— Start —

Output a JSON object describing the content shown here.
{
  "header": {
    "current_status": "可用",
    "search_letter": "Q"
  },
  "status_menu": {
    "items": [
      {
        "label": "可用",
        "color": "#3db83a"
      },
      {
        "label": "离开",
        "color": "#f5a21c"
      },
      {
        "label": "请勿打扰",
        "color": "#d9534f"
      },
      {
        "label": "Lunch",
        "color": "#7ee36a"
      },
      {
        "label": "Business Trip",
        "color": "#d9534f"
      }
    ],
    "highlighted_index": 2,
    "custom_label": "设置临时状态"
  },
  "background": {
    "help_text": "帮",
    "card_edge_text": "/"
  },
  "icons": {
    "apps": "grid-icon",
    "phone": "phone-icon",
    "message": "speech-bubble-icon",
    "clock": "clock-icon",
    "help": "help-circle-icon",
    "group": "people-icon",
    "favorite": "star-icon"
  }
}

— End —

- [GIVEN PROBLEM] Gather each line that holds "color".

- [THE RESPONSE]
        "color": "#3db83a"
        "color": "#f5a21c"
        "color": "#d9534f"
        "color": "#7ee36a"
        "color": "#d9534f"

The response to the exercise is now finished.